● Study text:
-- -- --

The first full-scale CANDU reactor entered service on September 26, 1968, at Douglas Point on the shore of Lake Huron in Ontario. Two years later a reactor of comparable power but of a different design became operational along the Saint Lawrence River in Quebec. Gentilly-1 was a prototype CANDU-BWR reactor with features intended to reduce its cost and complexity. After the equivalent of only 180 on-power days over nearly seven years (a 5.7% lifetime capacity factor), Gentilly-1 was closed in June 1977. Douglas Point, also suffering from unreliability with a lifetime capacity factor of 55.6%, was deemed a financial failure and shut down in May 1984.

-- -- --

● Entries drawn from a collection:

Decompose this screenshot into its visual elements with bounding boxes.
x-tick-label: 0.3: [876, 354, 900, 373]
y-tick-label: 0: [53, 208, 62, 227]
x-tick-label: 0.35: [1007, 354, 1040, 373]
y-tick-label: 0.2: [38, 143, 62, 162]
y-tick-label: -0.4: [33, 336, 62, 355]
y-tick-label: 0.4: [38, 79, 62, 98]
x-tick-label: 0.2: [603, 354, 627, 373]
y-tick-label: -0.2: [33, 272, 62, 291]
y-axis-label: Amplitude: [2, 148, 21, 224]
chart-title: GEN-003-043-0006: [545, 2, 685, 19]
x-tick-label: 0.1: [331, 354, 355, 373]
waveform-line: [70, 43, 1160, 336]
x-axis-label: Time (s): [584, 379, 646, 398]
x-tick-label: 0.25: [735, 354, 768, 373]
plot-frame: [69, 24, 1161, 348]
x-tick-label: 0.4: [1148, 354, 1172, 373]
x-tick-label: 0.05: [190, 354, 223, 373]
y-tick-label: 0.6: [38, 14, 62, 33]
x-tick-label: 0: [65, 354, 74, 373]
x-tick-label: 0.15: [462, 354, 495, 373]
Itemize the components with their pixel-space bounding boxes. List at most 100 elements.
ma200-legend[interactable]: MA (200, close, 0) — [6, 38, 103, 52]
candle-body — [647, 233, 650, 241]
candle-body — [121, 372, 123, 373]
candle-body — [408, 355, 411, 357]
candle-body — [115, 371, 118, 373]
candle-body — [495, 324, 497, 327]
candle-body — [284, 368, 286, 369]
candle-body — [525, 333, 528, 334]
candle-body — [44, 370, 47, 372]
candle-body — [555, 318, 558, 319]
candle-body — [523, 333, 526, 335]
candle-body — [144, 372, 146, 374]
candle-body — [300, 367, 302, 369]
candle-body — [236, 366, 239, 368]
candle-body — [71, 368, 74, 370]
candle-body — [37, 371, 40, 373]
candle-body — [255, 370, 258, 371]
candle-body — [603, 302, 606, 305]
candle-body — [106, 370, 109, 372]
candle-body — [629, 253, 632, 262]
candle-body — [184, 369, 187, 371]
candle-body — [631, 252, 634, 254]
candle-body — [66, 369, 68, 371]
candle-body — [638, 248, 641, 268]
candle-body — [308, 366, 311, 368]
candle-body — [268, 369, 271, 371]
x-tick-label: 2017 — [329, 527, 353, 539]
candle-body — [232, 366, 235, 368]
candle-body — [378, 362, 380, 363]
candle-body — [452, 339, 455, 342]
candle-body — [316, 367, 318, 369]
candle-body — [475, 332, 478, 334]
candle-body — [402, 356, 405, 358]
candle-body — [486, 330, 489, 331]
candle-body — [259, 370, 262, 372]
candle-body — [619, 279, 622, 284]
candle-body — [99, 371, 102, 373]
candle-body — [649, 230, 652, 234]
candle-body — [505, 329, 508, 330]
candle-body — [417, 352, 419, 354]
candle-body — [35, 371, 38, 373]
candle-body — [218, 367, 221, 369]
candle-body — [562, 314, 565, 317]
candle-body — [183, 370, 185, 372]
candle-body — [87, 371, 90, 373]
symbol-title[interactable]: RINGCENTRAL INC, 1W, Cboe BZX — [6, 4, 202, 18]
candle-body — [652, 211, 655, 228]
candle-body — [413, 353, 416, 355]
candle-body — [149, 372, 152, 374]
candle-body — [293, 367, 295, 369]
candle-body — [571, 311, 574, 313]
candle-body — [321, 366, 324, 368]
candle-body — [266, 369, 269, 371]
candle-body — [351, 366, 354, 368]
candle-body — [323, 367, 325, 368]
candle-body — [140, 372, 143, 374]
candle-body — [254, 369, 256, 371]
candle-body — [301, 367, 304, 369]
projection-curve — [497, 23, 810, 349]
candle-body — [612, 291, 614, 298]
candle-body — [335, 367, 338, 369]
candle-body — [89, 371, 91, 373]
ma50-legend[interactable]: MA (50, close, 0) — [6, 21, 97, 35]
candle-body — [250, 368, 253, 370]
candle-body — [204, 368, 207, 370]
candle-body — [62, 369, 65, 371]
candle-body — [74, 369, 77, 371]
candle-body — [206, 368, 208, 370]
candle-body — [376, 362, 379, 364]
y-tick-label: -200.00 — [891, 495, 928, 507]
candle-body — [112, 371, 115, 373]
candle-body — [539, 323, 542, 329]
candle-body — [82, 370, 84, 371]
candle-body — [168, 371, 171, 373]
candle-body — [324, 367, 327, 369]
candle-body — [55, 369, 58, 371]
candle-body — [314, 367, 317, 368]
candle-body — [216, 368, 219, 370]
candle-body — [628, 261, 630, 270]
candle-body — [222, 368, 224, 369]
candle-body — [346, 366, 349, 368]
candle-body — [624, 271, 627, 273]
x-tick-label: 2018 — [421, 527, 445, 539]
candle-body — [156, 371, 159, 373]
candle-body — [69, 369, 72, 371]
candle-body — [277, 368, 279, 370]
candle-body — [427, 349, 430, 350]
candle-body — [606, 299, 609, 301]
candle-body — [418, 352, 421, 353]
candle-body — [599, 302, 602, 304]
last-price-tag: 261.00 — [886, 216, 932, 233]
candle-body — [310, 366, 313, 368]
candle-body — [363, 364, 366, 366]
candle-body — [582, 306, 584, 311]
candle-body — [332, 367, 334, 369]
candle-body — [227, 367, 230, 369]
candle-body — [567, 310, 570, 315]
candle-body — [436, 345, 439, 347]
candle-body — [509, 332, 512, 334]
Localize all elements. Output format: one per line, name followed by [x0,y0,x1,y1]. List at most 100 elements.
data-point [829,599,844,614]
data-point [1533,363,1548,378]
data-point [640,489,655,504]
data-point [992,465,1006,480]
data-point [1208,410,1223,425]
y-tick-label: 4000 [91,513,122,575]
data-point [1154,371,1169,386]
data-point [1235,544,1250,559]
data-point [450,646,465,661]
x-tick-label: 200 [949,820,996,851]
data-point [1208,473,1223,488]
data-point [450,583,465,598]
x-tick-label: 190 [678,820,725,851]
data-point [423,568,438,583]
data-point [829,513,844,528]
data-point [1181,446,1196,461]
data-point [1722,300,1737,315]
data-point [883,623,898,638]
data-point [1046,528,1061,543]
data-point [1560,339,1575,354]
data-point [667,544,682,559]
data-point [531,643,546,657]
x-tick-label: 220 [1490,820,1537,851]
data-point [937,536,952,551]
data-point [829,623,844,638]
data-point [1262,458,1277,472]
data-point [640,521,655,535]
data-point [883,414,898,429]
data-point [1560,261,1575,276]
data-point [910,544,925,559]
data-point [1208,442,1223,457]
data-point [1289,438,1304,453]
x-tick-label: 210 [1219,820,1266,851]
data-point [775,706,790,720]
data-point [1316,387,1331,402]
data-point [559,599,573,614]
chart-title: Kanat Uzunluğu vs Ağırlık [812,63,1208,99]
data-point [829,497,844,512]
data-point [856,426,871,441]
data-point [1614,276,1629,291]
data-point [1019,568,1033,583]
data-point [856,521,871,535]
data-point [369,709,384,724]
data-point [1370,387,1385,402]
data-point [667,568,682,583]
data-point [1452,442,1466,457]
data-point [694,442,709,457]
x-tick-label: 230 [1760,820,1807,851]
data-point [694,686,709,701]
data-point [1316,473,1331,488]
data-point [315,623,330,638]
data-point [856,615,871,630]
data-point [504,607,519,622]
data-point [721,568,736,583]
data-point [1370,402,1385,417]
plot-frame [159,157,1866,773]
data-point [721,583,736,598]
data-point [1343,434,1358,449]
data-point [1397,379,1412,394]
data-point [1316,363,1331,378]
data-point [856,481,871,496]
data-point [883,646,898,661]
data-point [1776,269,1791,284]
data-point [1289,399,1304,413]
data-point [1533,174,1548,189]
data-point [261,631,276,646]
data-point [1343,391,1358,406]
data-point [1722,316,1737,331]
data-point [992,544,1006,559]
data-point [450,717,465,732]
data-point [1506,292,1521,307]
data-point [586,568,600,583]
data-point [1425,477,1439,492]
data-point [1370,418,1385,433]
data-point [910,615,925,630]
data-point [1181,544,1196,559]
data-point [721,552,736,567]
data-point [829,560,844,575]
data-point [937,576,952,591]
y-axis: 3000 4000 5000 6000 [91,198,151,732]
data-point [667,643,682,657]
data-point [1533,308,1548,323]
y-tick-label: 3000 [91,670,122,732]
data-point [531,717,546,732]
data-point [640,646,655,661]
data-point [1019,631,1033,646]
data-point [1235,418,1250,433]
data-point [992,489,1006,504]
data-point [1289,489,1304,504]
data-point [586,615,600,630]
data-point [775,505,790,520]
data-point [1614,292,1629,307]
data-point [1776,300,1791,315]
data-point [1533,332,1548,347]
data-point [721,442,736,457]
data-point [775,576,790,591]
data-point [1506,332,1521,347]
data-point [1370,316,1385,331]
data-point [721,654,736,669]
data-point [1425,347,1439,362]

-- -- --

● Assignment: Rewrite the part of the text on early CANDU reactors between "The first full-scale" and "in May 1984.", inclusive, changing every "Gentilly-1" to "Gentilly Unit 1".

● Written answer:
The first full-scale CANDU reactor entered service on September 26, 1968, at Douglas Point on the shore of Lake Huron in Ontario. Two years later a reactor of comparable power but of a different design became operational along the Saint Lawrence River in Quebec. Gentilly Unit 1 was a prototype CANDU-BWR reactor with features intended to reduce its cost and complexity. After the equivalent of only 180 on-power days over nearly seven years (a 5.7% lifetime capacity factor), Gentilly Unit 1 was closed in June 1977. Douglas Point, also suffering from unreliability with a lifetime capacity factor of 55.6%, was deemed a financial failure and shut down in May 1984.